• **Work to complete**
Restate all of the entries exactly, dropping any pictures they hold.

• **Entries supplied**

****************************************

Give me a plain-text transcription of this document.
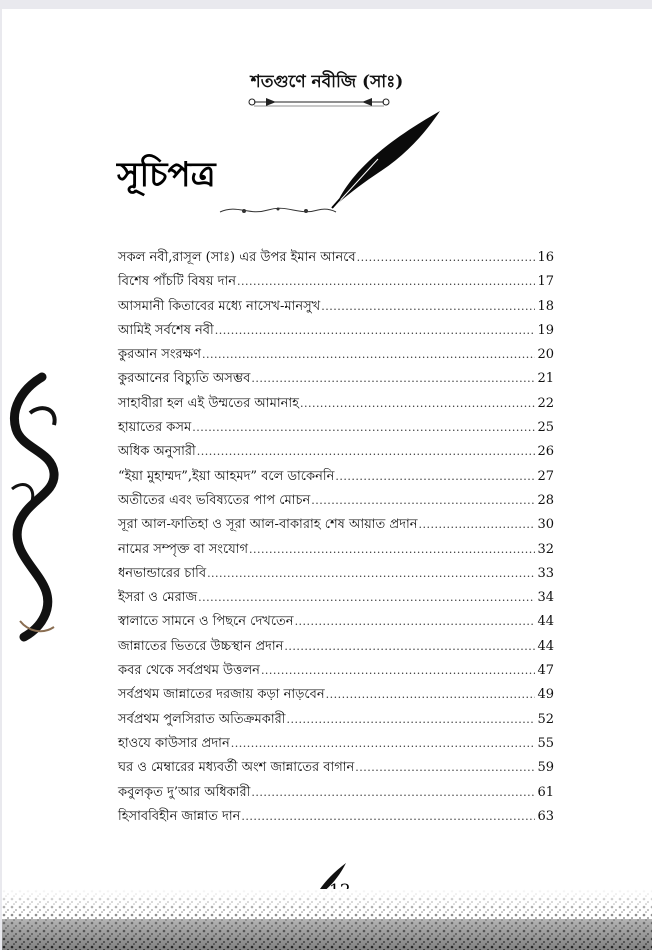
শতগুণে নবীজি (সাঃ)
সূচিপত্র
সকল নবী,রাসূল (সাঃ) এর উপর ইমান আনবে .....	16
বিশেষ পাঁচটি বিষয় দান .....	17
আসমানী কিতাবের মধ্যে নাসেখ-মানসুখ .....	18
আমিই সর্বশেষ নবী .....	19
কুরআন সংরক্ষণ .....	20
কুরআনের বিচ্যুতি অসম্ভব .....	21
সাহাবীরা হল এই উম্মতের আমানাহ .....	22
হায়াতের কসম .....	25
অধিক অনুসারী .....	26
“ইয়া মুহাম্মদ”,ইয়া আহমদ” বলে ডাকেননি .....	27
অতীতের এবং ভবিষ্যতের পাপ মোচন .....	28
সূরা আল-ফাতিহা ও সূরা আল-বাকারাহ শেষ আয়াত প্রদান .....	30
নামের সম্পৃক্ত বা সংযোগ .....	32
ধনভান্ডারের চাবি .....	33
ইসরা ও মেরাজ .....	34
স্বালাতে সামনে ও পিছনে দেখতেন .....	44
জান্নাতের ভিতরে উচ্চস্থান প্রদান .....	44
কবর থেকে সর্বপ্রথম উত্তলন .....	47
সর্বপ্রথম জান্নাতের দরজায় কড়া নাড়বেন .....	49
সর্বপ্রথম পুলসিরাত অতিক্রমকারী .....	52
হাওযে কাউসার প্রদান .....	55
ঘর ও মেম্বারের মধ্যবর্তী অংশ জান্নাতের বাগান .....	59
কবুলকৃত দু’আর অধিকারী .....	61
হিসাববিহীন জান্নাত দান .....	63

****************************************

• **Exercise result**
Give me a plain-text transcription of this document.
শতগুণে নবীজি (সাঃ)
সূচিপত্র
সকল নবী,রাসূল (সাঃ) এর উপর ইমান আনবে .....	16
বিশেষ পাঁচটি বিষয় দান .....	17
আসমানী কিতাবের মধ্যে নাসেখ-মানসুখ .....	18
আমিই সর্বশেষ নবী .....	19
কুরআন সংরক্ষণ .....	20
কুরআনের বিচ্যুতি অসম্ভব .....	21
সাহাবীরা হল এই উম্মতের আমানাহ .....	22
হায়াতের কসম .....	25
অধিক অনুসারী .....	26
“ইয়া মুহাম্মদ”,ইয়া আহমদ” বলে ডাকেননি .....	27
অতীতের এবং ভবিষ্যতের পাপ মোচন .....	28
সূরা আল-ফাতিহা ও সূরা আল-বাকারাহ শেষ আয়াত প্রদান .....	30
নামের সম্পৃক্ত বা সংযোগ .....	32
ধনভান্ডারের চাবি .....	33
ইসরা ও মেরাজ .....	34
স্বালাতে সামনে ও পিছনে দেখতেন .....	44
জান্নাতের ভিতরে উচ্চস্থান প্রদান .....	44
কবর থেকে সর্বপ্রথম উত্তলন .....	47
সর্বপ্রথম জান্নাতের দরজায় কড়া নাড়বেন .....	49
সর্বপ্রথম পুলসিরাত অতিক্রমকারী .....	52
হাওযে কাউসার প্রদান .....	55
ঘর ও মেম্বারের মধ্যবর্তী অংশ জান্নাতের বাগান .....	59
কবুলকৃত দু’আর অধিকারী .....	61
হিসাববিহীন জান্নাত দান .....	63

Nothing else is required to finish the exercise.